Data entries
□ □ □
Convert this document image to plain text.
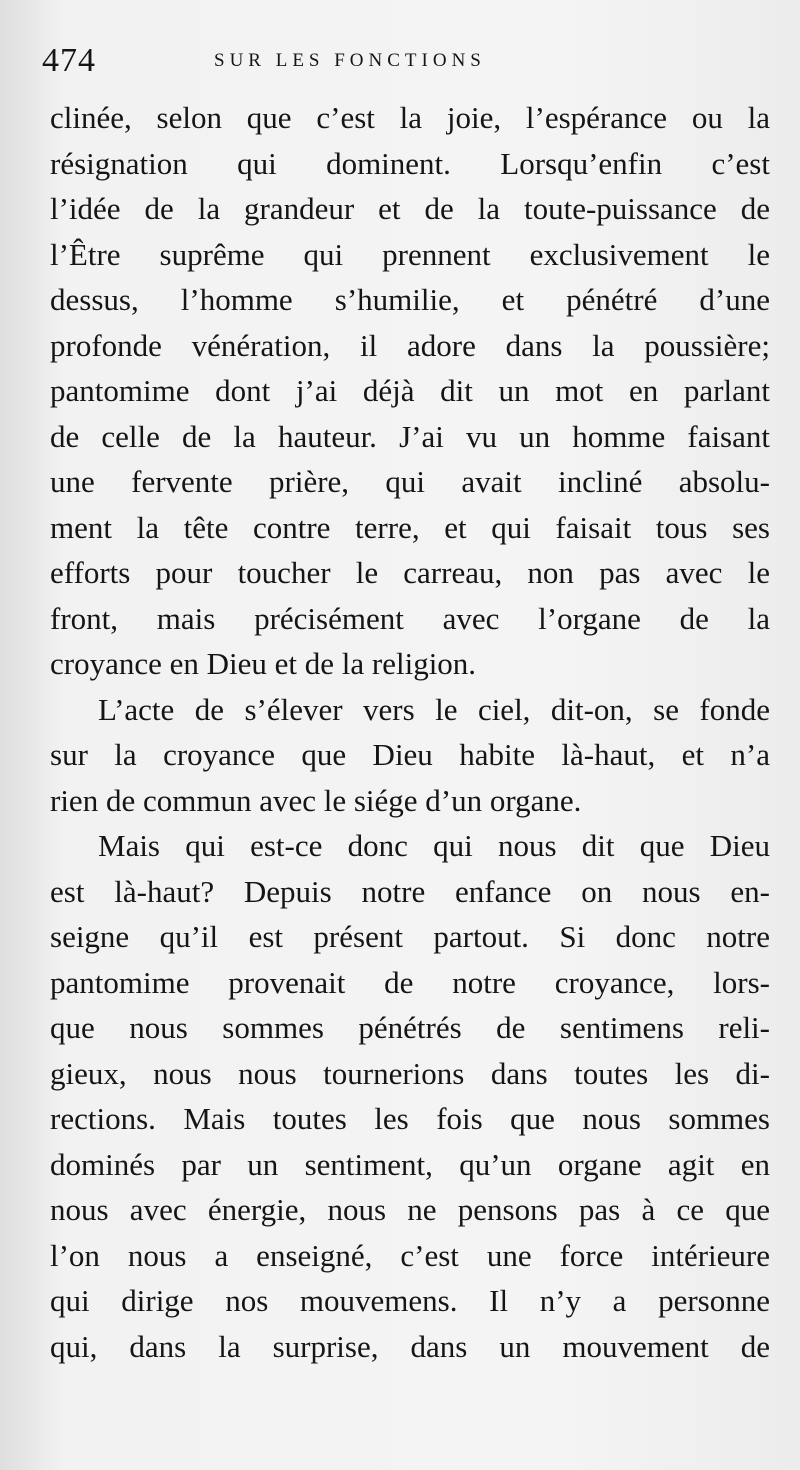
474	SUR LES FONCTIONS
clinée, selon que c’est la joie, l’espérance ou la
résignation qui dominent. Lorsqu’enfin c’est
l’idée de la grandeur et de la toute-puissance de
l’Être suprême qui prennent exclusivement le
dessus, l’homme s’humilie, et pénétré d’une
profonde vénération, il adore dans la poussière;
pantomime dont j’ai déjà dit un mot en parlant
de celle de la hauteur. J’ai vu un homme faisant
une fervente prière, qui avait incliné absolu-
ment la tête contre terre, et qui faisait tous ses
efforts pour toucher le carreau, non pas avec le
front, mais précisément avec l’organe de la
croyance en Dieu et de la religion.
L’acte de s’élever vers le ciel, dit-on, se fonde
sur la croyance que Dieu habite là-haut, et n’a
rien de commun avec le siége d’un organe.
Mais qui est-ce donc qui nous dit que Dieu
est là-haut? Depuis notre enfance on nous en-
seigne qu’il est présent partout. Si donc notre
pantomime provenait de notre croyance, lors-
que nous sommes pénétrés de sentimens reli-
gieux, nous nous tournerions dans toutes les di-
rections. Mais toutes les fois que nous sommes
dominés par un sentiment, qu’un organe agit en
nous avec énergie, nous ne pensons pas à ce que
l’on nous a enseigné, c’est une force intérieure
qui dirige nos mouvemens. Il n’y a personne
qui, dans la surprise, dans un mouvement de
□ □ □
- **THE EXERCISE**
Copy all lines in the listing above where the string "avec" appears.

- **RIGHT ANSWER**
efforts pour toucher le carreau, non pas avec le
front, mais précisément avec l’organe de la
rien de commun avec le siége d’un organe.
nous avec énergie, nous ne pensons pas à ce que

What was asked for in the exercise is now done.